Problem requirements —
Return every record verbatim.

Stored records —
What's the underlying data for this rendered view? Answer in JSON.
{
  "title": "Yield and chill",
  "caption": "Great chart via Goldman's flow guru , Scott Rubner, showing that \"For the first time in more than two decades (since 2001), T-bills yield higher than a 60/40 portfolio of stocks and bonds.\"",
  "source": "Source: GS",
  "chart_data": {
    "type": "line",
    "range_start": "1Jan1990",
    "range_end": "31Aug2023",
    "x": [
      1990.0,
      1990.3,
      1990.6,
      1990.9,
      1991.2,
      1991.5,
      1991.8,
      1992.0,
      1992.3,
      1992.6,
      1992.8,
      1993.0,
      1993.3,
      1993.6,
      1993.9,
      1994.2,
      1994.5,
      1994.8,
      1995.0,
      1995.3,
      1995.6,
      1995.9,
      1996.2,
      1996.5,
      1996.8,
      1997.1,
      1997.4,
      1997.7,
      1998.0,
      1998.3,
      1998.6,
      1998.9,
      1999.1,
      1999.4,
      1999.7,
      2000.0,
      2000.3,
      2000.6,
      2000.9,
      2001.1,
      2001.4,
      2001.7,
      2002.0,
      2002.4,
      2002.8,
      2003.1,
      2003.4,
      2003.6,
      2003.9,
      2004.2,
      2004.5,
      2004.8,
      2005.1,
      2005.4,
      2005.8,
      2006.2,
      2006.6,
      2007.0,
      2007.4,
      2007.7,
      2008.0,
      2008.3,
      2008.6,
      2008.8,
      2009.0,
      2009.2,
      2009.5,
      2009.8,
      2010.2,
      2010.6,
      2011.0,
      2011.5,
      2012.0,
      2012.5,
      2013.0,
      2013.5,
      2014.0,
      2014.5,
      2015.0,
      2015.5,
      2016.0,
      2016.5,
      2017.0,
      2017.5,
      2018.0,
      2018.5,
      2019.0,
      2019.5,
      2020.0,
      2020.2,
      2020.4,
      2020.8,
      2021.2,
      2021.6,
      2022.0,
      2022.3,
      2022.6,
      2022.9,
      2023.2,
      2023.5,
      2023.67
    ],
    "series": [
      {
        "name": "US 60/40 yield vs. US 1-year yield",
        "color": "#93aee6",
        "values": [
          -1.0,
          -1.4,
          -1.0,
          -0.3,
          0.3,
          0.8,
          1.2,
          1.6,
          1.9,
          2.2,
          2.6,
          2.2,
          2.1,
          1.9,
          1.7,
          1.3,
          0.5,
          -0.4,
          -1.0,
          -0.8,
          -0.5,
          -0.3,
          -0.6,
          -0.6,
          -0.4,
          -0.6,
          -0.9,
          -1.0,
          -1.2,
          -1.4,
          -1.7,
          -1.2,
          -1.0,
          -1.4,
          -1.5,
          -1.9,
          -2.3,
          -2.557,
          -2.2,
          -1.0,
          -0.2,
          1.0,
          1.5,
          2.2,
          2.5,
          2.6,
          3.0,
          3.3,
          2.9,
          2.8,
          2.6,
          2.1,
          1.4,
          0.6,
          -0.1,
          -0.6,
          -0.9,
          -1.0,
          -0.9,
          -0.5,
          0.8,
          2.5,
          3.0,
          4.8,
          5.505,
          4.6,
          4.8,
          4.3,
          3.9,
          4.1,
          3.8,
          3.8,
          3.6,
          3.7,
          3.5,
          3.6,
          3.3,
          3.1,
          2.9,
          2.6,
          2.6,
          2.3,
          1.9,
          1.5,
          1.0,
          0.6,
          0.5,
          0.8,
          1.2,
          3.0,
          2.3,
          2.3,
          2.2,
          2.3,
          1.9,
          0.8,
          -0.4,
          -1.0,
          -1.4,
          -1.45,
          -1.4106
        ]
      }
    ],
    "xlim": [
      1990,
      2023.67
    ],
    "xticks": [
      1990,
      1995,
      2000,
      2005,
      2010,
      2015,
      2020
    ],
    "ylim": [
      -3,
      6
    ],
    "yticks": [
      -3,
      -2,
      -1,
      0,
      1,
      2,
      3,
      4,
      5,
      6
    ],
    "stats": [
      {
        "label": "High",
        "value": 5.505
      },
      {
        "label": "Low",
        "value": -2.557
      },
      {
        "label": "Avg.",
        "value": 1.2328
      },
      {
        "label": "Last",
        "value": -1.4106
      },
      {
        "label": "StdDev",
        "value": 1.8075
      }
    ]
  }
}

Problem solution —
What's the underlying data for this rendered view? Answer in JSON.
{
  "title": "Yield and chill",
  "caption": "Great chart via Goldman's flow guru , Scott Rubner, showing that \"For the first time in more than two decades (since 2001), T-bills yield higher than a 60/40 portfolio of stocks and bonds.\"",
  "source": "Source: GS",
  "chart_data": {
    "type": "line",
    "range_start": "1Jan1990",
    "range_end": "31Aug2023",
    "x": [
      1990.0,
      1990.3,
      1990.6,
      1990.9,
      1991.2,
      1991.5,
      1991.8,
      1992.0,
      1992.3,
      1992.6,
      1992.8,
      1993.0,
      1993.3,
      1993.6,
      1993.9,
      1994.2,
      1994.5,
      1994.8,
      1995.0,
      1995.3,
      1995.6,
      1995.9,
      1996.2,
      1996.5,
      1996.8,
      1997.1,
      1997.4,
      1997.7,
      1998.0,
      1998.3,
      1998.6,
      1998.9,
      1999.1,
      1999.4,
      1999.7,
      2000.0,
      2000.3,
      2000.6,
      2000.9,
      2001.1,
      2001.4,
      2001.7,
      2002.0,
      2002.4,
      2002.8,
      2003.1,
      2003.4,
      2003.6,
      2003.9,
      2004.2,
      2004.5,
      2004.8,
      2005.1,
      2005.4,
      2005.8,
      2006.2,
      2006.6,
      2007.0,
      2007.4,
      2007.7,
      2008.0,
      2008.3,
      2008.6,
      2008.8,
      2009.0,
      2009.2,
      2009.5,
      2009.8,
      2010.2,
      2010.6,
      2011.0,
      2011.5,
      2012.0,
      2012.5,
      2013.0,
      2013.5,
      2014.0,
      2014.5,
      2015.0,
      2015.5,
      2016.0,
      2016.5,
      2017.0,
      2017.5,
      2018.0,
      2018.5,
      2019.0,
      2019.5,
      2020.0,
      2020.2,
      2020.4,
      2020.8,
      2021.2,
      2021.6,
      2022.0,
      2022.3,
      2022.6,
      2022.9,
      2023.2,
      2023.5,
      2023.67
    ],
    "series": [
      {
        "name": "US 60/40 yield vs. US 1-year yield",
        "color": "#93aee6",
        "values": [
          -1.0,
          -1.4,
          -1.0,
          -0.3,
          0.3,
          0.8,
          1.2,
          1.6,
          1.9,
          2.2,
          2.6,
          2.2,
          2.1,
          1.9,
          1.7,
          1.3,
          0.5,
          -0.4,
          -1.0,
          -0.8,
          -0.5,
          -0.3,
          -0.6,
          -0.6,
          -0.4,
          -0.6,
          -0.9,
          -1.0,
          -1.2,
          -1.4,
          -1.7,
          -1.2,
          -1.0,
          -1.4,
          -1.5,
          -1.9,
          -2.3,
          -2.557,
          -2.2,
          -1.0,
          -0.2,
          1.0,
          1.5,
          2.2,
          2.5,
          2.6,
          3.0,
          3.3,
          2.9,
          2.8,
          2.6,
          2.1,
          1.4,
          0.6,
          -0.1,
          -0.6,
          -0.9,
          -1.0,
          -0.9,
          -0.5,
          0.8,
          2.5,
          3.0,
          4.8,
          5.505,
          4.6,
          4.8,
          4.3,
          3.9,
          4.1,
          3.8,
          3.8,
          3.6,
          3.7,
          3.5,
          3.6,
          3.3,
          3.1,
          2.9,
          2.6,
          2.6,
          2.3,
          1.9,
          1.5,
          1.0,
          0.6,
          0.5,
          0.8,
          1.2,
          3.0,
          2.3,
          2.3,
          2.2,
          2.3,
          1.9,
          0.8,
          -0.4,
          -1.0,
          -1.4,
          -1.45,
          -1.4106
        ]
      }
    ],
    "xlim": [
      1990,
      2023.67
    ],
    "xticks": [
      1990,
      1995,
      2000,
      2005,
      2010,
      2015,
      2020
    ],
    "ylim": [
      -3,
      6
    ],
    "yticks": [
      -3,
      -2,
      -1,
      0,
      1,
      2,
      3,
      4,
      5,
      6
    ],
    "stats": [
      {
        "label": "High",
        "value": 5.505
      },
      {
        "label": "Low",
        "value": -2.557
      },
      {
        "label": "Avg.",
        "value": 1.2328
      },
      {
        "label": "Last",
        "value": -1.4106
      },
      {
        "label": "StdDev",
        "value": 1.8075
      }
    ]
  }
}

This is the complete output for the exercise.